Exercise details → Your task is to locate every line holding the string "solutions" and to copy each of them.

+++++

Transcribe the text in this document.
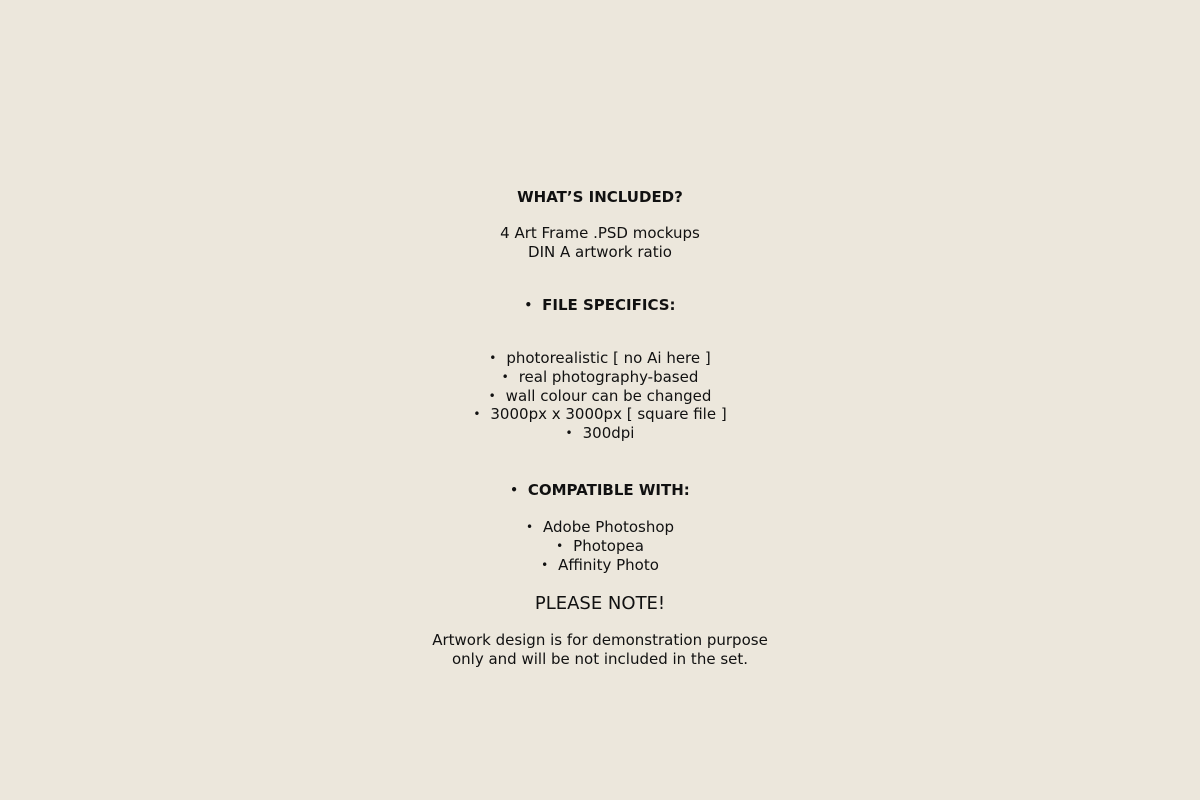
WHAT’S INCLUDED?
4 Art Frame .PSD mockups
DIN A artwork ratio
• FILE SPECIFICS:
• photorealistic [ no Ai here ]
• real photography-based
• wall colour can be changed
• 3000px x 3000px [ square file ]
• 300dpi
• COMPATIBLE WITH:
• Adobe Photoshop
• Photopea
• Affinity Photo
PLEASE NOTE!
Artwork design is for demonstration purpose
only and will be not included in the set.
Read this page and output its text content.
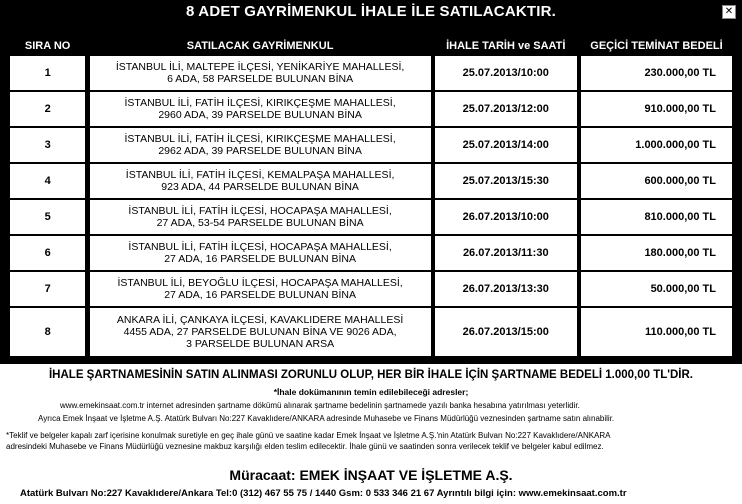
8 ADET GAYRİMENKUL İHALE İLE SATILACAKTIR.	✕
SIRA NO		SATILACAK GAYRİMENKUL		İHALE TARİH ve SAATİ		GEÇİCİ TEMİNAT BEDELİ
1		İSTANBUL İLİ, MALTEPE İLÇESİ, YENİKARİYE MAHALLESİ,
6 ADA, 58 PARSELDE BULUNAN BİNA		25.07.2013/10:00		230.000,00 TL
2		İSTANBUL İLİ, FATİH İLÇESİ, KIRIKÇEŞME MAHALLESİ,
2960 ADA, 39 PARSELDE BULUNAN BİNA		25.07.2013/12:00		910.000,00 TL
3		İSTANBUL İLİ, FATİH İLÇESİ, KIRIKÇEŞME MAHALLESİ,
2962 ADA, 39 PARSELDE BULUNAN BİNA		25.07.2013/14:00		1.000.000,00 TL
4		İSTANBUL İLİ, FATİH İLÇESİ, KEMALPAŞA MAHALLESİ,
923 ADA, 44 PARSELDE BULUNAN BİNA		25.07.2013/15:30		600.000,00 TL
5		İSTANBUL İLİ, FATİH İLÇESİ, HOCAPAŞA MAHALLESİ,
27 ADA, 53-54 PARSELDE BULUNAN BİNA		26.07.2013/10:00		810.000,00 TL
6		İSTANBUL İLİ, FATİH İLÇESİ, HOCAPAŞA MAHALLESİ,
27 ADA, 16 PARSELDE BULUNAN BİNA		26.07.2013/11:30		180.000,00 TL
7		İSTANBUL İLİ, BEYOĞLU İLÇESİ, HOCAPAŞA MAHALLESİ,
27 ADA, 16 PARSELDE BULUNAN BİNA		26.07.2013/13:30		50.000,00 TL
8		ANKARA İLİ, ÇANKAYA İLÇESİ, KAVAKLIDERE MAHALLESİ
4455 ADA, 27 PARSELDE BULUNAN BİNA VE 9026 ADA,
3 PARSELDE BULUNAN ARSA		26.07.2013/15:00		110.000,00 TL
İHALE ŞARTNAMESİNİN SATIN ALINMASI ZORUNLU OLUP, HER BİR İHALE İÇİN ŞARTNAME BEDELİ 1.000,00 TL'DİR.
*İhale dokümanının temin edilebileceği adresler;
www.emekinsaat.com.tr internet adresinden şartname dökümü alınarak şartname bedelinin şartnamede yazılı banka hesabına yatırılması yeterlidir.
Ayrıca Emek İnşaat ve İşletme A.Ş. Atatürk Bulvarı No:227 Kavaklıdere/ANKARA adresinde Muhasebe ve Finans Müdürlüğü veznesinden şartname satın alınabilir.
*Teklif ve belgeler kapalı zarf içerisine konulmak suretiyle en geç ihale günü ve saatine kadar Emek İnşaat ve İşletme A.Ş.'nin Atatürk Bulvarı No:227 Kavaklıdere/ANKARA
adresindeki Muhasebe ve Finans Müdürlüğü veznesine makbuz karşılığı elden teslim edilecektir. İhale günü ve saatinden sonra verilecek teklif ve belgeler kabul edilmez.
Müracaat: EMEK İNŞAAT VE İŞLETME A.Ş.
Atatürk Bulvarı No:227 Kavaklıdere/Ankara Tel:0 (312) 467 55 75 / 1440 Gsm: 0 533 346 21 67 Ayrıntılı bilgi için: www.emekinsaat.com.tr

+++++

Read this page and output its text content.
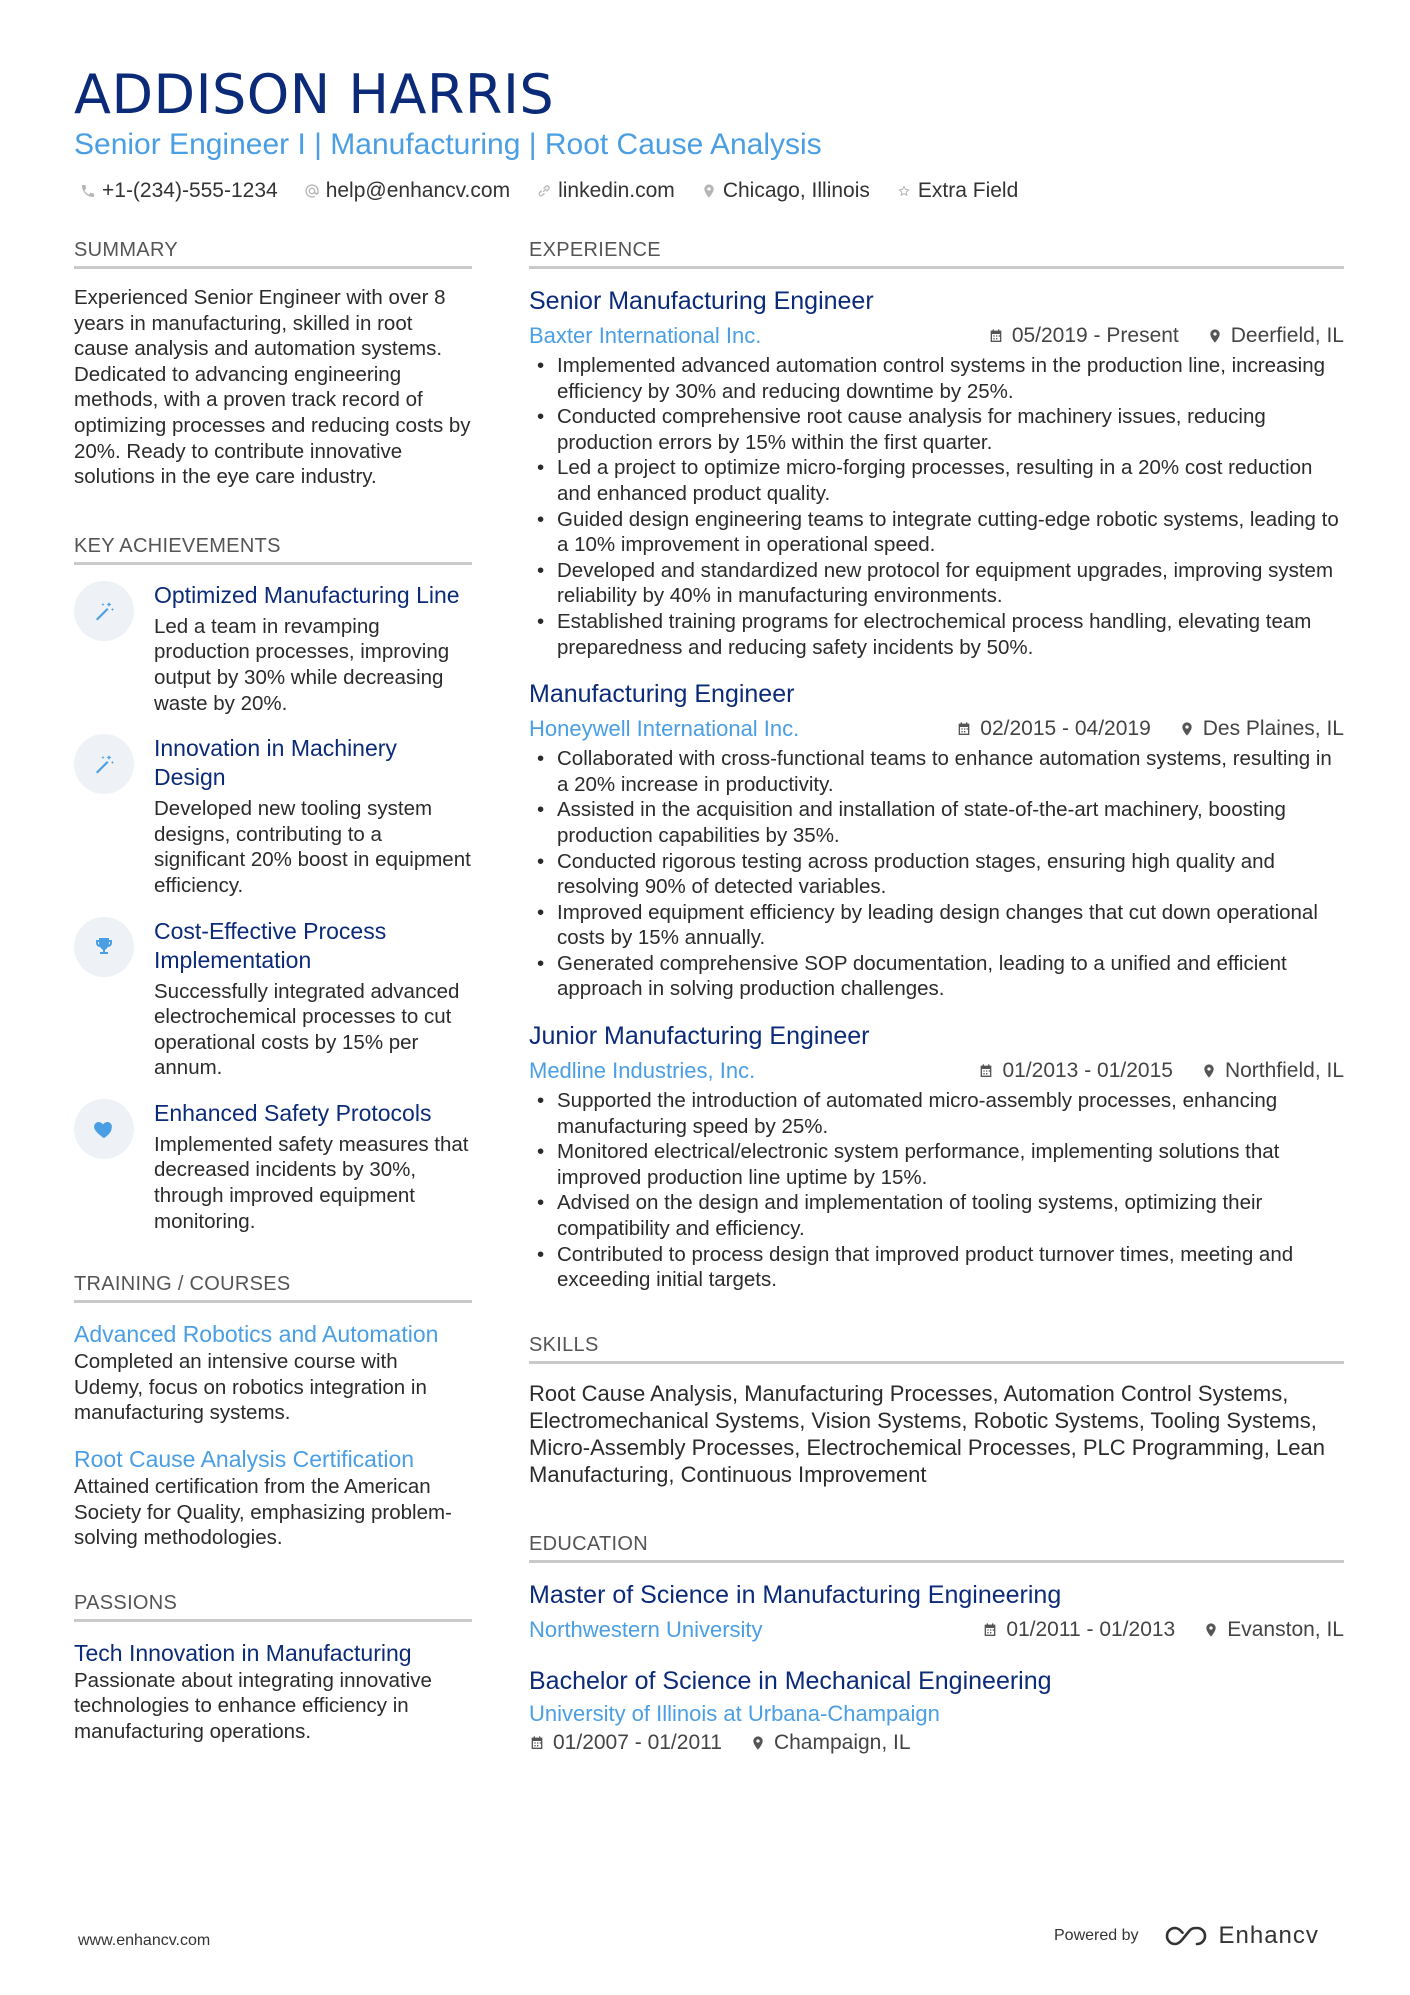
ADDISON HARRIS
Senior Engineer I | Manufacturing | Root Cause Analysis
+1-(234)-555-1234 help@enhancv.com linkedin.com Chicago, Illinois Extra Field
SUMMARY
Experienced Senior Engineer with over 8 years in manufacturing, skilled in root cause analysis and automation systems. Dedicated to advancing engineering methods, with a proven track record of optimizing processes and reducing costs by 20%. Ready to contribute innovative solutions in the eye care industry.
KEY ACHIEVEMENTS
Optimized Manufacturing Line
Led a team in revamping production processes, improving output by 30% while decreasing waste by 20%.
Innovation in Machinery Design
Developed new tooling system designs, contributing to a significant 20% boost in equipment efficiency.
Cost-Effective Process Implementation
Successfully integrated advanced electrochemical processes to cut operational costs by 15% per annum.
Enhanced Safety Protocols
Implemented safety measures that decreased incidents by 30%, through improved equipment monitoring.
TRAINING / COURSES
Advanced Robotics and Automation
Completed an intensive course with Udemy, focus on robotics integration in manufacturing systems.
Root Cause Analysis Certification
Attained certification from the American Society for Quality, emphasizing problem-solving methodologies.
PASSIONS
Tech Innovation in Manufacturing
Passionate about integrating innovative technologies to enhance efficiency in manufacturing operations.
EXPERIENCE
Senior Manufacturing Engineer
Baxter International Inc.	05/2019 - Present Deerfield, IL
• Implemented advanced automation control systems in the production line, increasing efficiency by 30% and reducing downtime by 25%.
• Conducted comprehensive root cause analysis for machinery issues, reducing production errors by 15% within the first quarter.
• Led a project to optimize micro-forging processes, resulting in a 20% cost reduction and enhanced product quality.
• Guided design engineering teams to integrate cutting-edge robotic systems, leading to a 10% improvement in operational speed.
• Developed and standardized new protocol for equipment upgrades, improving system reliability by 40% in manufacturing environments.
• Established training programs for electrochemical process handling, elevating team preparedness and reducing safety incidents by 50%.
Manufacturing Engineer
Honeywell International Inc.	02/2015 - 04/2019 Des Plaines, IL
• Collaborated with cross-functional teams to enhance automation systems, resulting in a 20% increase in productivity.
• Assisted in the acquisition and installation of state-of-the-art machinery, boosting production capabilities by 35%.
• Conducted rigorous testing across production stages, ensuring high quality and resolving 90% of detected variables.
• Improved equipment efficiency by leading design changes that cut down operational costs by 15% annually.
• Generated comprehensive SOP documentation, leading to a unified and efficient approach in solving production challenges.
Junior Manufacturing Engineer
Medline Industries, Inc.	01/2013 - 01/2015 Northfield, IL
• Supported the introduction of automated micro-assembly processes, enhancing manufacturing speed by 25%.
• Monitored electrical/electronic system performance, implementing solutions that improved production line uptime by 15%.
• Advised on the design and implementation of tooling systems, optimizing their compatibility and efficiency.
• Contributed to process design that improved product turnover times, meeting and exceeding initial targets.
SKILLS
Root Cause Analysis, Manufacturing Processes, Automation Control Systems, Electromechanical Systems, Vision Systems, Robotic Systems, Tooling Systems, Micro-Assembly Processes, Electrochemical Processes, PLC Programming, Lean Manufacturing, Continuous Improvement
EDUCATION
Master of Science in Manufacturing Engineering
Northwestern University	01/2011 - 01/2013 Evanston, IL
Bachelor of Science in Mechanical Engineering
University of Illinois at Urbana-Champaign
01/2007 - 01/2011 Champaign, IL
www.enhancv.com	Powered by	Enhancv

+++++

Task solution →
Experienced Senior Engineer with over 8 years in manufacturing, skilled in root cause analysis and automation systems. Dedicated to advancing engineering methods, with a proven track record of optimizing processes and reducing costs by 20%. Ready to contribute innovative solutions in the eye care industry.
• Monitored electrical/electronic system performance, implementing solutions that improved production line uptime by 15%.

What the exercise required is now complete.